**Material to process**:
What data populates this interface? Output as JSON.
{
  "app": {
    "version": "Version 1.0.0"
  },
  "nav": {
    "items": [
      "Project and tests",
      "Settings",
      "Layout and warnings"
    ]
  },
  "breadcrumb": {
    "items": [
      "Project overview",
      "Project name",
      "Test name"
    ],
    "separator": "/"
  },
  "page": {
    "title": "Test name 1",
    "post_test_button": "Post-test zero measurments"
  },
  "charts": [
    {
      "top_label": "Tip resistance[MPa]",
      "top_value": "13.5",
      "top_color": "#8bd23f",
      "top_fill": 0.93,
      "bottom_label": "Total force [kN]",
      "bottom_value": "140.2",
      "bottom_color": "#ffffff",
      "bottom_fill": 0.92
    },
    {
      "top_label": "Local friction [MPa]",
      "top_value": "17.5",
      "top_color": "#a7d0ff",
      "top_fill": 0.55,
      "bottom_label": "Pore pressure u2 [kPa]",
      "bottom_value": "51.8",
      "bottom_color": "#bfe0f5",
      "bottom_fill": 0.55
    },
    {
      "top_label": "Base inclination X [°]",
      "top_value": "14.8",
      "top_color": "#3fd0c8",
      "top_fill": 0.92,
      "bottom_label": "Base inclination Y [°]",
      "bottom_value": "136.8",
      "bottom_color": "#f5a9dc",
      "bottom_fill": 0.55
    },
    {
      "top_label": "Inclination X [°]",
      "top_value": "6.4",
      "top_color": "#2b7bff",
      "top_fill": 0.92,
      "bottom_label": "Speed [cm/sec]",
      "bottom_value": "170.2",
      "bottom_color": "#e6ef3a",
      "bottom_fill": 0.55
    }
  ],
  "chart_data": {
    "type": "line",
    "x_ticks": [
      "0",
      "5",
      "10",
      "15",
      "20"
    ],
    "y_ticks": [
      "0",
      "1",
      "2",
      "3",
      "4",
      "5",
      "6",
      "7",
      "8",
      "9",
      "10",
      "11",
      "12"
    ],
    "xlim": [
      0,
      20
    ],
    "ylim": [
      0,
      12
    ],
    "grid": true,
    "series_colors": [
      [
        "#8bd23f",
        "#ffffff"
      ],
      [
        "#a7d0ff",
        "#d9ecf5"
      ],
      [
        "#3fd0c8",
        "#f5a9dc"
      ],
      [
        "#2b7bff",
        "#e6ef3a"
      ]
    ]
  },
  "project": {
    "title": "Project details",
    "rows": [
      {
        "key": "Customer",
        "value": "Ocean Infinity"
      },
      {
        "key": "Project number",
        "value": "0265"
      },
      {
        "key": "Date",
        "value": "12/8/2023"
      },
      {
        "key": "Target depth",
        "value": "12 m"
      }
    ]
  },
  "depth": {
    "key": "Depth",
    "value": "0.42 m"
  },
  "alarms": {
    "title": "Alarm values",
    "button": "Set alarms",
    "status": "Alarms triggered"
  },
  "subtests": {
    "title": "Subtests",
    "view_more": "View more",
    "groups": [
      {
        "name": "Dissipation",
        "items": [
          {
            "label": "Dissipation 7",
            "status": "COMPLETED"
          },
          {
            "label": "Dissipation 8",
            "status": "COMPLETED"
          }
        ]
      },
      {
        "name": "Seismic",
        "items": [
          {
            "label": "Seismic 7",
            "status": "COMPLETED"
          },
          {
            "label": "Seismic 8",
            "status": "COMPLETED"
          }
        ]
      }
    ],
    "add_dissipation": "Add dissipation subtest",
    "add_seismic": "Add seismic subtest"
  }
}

**Requirements**:
Above are the records; copy all of them exactly.

**Final result**:
What data populates this interface? Output as JSON.
{
  "app": {
    "version": "Version 1.0.0"
  },
  "nav": {
    "items": [
      "Project and tests",
      "Settings",
      "Layout and warnings"
    ]
  },
  "breadcrumb": {
    "items": [
      "Project overview",
      "Project name",
      "Test name"
    ],
    "separator": "/"
  },
  "page": {
    "title": "Test name 1",
    "post_test_button": "Post-test zero measurments"
  },
  "charts": [
    {
      "top_label": "Tip resistance[MPa]",
      "top_value": "13.5",
      "top_color": "#8bd23f",
      "top_fill": 0.93,
      "bottom_label": "Total force [kN]",
      "bottom_value": "140.2",
      "bottom_color": "#ffffff",
      "bottom_fill": 0.92
    },
    {
      "top_label": "Local friction [MPa]",
      "top_value": "17.5",
      "top_color": "#a7d0ff",
      "top_fill": 0.55,
      "bottom_label": "Pore pressure u2 [kPa]",
      "bottom_value": "51.8",
      "bottom_color": "#bfe0f5",
      "bottom_fill": 0.55
    },
    {
      "top_label": "Base inclination X [°]",
      "top_value": "14.8",
      "top_color": "#3fd0c8",
      "top_fill": 0.92,
      "bottom_label": "Base inclination Y [°]",
      "bottom_value": "136.8",
      "bottom_color": "#f5a9dc",
      "bottom_fill": 0.55
    },
    {
      "top_label": "Inclination X [°]",
      "top_value": "6.4",
      "top_color": "#2b7bff",
      "top_fill": 0.92,
      "bottom_label": "Speed [cm/sec]",
      "bottom_value": "170.2",
      "bottom_color": "#e6ef3a",
      "bottom_fill": 0.55
    }
  ],
  "chart_data": {
    "type": "line",
    "x_ticks": [
      "0",
      "5",
      "10",
      "15",
      "20"
    ],
    "y_ticks": [
      "0",
      "1",
      "2",
      "3",
      "4",
      "5",
      "6",
      "7",
      "8",
      "9",
      "10",
      "11",
      "12"
    ],
    "xlim": [
      0,
      20
    ],
    "ylim": [
      0,
      12
    ],
    "grid": true,
    "series_colors": [
      [
        "#8bd23f",
        "#ffffff"
      ],
      [
        "#a7d0ff",
        "#d9ecf5"
      ],
      [
        "#3fd0c8",
        "#f5a9dc"
      ],
      [
        "#2b7bff",
        "#e6ef3a"
      ]
    ]
  },
  "project": {
    "title": "Project details",
    "rows": [
      {
        "key": "Customer",
        "value": "Ocean Infinity"
      },
      {
        "key": "Project number",
        "value": "0265"
      },
      {
        "key": "Date",
        "value": "12/8/2023"
      },
      {
        "key": "Target depth",
        "value": "12 m"
      }
    ]
  },
  "depth": {
    "key": "Depth",
    "value": "0.42 m"
  },
  "alarms": {
    "title": "Alarm values",
    "button": "Set alarms",
    "status": "Alarms triggered"
  },
  "subtests": {
    "title": "Subtests",
    "view_more": "View more",
    "groups": [
      {
        "name": "Dissipation",
        "items": [
          {
            "label": "Dissipation 7",
            "status": "COMPLETED"
          },
          {
            "label": "Dissipation 8",
            "status": "COMPLETED"
          }
        ]
      },
      {
        "name": "Seismic",
        "items": [
          {
            "label": "Seismic 7",
            "status": "COMPLETED"
          },
          {
            "label": "Seismic 8",
            "status": "COMPLETED"
          }
        ]
      }
    ],
    "add_dissipation": "Add dissipation subtest",
    "add_seismic": "Add seismic subtest"
  }
}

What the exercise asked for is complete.